WHAT THE EXERCISE ASKS — In the copy, include every entry exactly but none of the images.

===== DATA SHOWN

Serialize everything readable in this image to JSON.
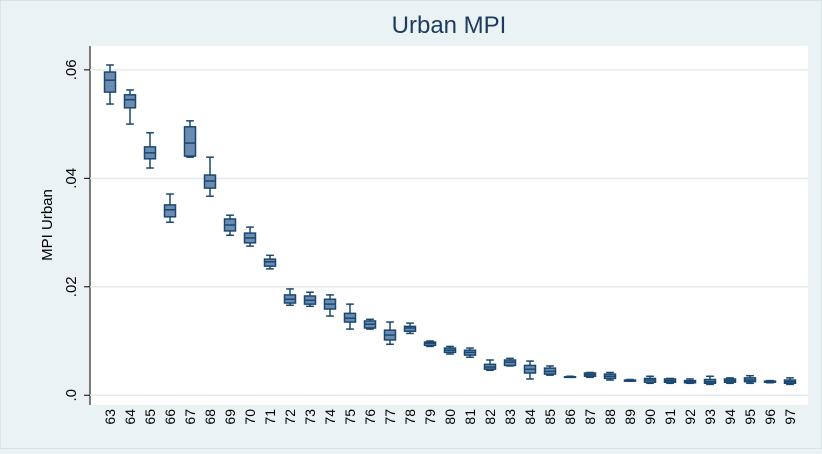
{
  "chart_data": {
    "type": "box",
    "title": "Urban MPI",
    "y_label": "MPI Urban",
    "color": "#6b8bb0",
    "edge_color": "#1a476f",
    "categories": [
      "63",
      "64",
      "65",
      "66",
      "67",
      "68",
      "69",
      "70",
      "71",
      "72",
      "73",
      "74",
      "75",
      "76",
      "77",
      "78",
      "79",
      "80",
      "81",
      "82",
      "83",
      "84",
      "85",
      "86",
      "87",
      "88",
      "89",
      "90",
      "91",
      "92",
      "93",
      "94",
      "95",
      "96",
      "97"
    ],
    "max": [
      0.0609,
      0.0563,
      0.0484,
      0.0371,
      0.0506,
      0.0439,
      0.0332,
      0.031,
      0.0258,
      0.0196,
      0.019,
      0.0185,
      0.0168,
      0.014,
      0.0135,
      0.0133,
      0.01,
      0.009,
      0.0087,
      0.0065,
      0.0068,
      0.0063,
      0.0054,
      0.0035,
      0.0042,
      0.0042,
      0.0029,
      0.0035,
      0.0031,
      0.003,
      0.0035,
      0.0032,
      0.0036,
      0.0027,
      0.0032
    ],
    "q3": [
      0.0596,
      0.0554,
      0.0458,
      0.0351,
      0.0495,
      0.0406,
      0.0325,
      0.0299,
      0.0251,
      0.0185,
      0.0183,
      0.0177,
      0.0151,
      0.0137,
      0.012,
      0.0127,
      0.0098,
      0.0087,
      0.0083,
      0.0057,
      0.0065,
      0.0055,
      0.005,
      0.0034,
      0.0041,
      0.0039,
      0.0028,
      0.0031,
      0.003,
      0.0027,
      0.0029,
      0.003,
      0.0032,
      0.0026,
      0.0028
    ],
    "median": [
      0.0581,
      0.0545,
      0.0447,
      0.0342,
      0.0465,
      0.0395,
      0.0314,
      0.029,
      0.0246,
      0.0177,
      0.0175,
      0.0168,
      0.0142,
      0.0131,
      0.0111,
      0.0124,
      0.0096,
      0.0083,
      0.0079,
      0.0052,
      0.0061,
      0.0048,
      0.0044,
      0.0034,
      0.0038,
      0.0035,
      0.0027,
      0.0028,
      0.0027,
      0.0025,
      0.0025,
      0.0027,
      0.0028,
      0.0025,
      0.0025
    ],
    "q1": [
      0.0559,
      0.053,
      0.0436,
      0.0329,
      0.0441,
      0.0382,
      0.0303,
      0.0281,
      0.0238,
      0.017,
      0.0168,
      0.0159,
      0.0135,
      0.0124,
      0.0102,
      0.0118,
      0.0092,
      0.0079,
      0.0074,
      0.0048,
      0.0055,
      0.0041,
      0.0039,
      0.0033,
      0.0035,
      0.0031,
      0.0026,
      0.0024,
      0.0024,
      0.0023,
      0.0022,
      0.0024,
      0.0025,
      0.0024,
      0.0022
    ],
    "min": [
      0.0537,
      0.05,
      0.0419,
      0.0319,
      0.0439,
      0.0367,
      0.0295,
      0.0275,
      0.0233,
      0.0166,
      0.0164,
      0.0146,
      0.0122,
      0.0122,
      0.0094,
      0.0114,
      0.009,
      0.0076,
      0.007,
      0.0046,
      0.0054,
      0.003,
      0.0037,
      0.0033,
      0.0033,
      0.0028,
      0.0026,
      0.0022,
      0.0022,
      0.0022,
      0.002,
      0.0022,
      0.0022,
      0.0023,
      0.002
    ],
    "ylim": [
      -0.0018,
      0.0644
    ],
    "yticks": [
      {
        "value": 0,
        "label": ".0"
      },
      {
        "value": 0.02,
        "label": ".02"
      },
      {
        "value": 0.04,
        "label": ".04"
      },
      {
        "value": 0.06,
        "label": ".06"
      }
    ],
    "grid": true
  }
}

==========

TASK SOLUTION —
Serialize everything readable in this image to JSON.
{
  "chart_data": {
    "type": "box",
    "title": "Urban MPI",
    "y_label": "MPI Urban",
    "color": "#6b8bb0",
    "edge_color": "#1a476f",
    "categories": [
      "63",
      "64",
      "65",
      "66",
      "67",
      "68",
      "69",
      "70",
      "71",
      "72",
      "73",
      "74",
      "75",
      "76",
      "77",
      "78",
      "79",
      "80",
      "81",
      "82",
      "83",
      "84",
      "85",
      "86",
      "87",
      "88",
      "89",
      "90",
      "91",
      "92",
      "93",
      "94",
      "95",
      "96",
      "97"
    ],
    "max": [
      0.0609,
      0.0563,
      0.0484,
      0.0371,
      0.0506,
      0.0439,
      0.0332,
      0.031,
      0.0258,
      0.0196,
      0.019,
      0.0185,
      0.0168,
      0.014,
      0.0135,
      0.0133,
      0.01,
      0.009,
      0.0087,
      0.0065,
      0.0068,
      0.0063,
      0.0054,
      0.0035,
      0.0042,
      0.0042,
      0.0029,
      0.0035,
      0.0031,
      0.003,
      0.0035,
      0.0032,
      0.0036,
      0.0027,
      0.0032
    ],
    "q3": [
      0.0596,
      0.0554,
      0.0458,
      0.0351,
      0.0495,
      0.0406,
      0.0325,
      0.0299,
      0.0251,
      0.0185,
      0.0183,
      0.0177,
      0.0151,
      0.0137,
      0.012,
      0.0127,
      0.0098,
      0.0087,
      0.0083,
      0.0057,
      0.0065,
      0.0055,
      0.005,
      0.0034,
      0.0041,
      0.0039,
      0.0028,
      0.0031,
      0.003,
      0.0027,
      0.0029,
      0.003,
      0.0032,
      0.0026,
      0.0028
    ],
    "median": [
      0.0581,
      0.0545,
      0.0447,
      0.0342,
      0.0465,
      0.0395,
      0.0314,
      0.029,
      0.0246,
      0.0177,
      0.0175,
      0.0168,
      0.0142,
      0.0131,
      0.0111,
      0.0124,
      0.0096,
      0.0083,
      0.0079,
      0.0052,
      0.0061,
      0.0048,
      0.0044,
      0.0034,
      0.0038,
      0.0035,
      0.0027,
      0.0028,
      0.0027,
      0.0025,
      0.0025,
      0.0027,
      0.0028,
      0.0025,
      0.0025
    ],
    "q1": [
      0.0559,
      0.053,
      0.0436,
      0.0329,
      0.0441,
      0.0382,
      0.0303,
      0.0281,
      0.0238,
      0.017,
      0.0168,
      0.0159,
      0.0135,
      0.0124,
      0.0102,
      0.0118,
      0.0092,
      0.0079,
      0.0074,
      0.0048,
      0.0055,
      0.0041,
      0.0039,
      0.0033,
      0.0035,
      0.0031,
      0.0026,
      0.0024,
      0.0024,
      0.0023,
      0.0022,
      0.0024,
      0.0025,
      0.0024,
      0.0022
    ],
    "min": [
      0.0537,
      0.05,
      0.0419,
      0.0319,
      0.0439,
      0.0367,
      0.0295,
      0.0275,
      0.0233,
      0.0166,
      0.0164,
      0.0146,
      0.0122,
      0.0122,
      0.0094,
      0.0114,
      0.009,
      0.0076,
      0.007,
      0.0046,
      0.0054,
      0.003,
      0.0037,
      0.0033,
      0.0033,
      0.0028,
      0.0026,
      0.0022,
      0.0022,
      0.0022,
      0.002,
      0.0022,
      0.0022,
      0.0023,
      0.002
    ],
    "ylim": [
      -0.0018,
      0.0644
    ],
    "yticks": [
      {
        "value": 0,
        "label": ".0"
      },
      {
        "value": 0.02,
        "label": ".02"
      },
      {
        "value": 0.04,
        "label": ".04"
      },
      {
        "value": 0.06,
        "label": ".06"
      }
    ],
    "grid": true
  }
}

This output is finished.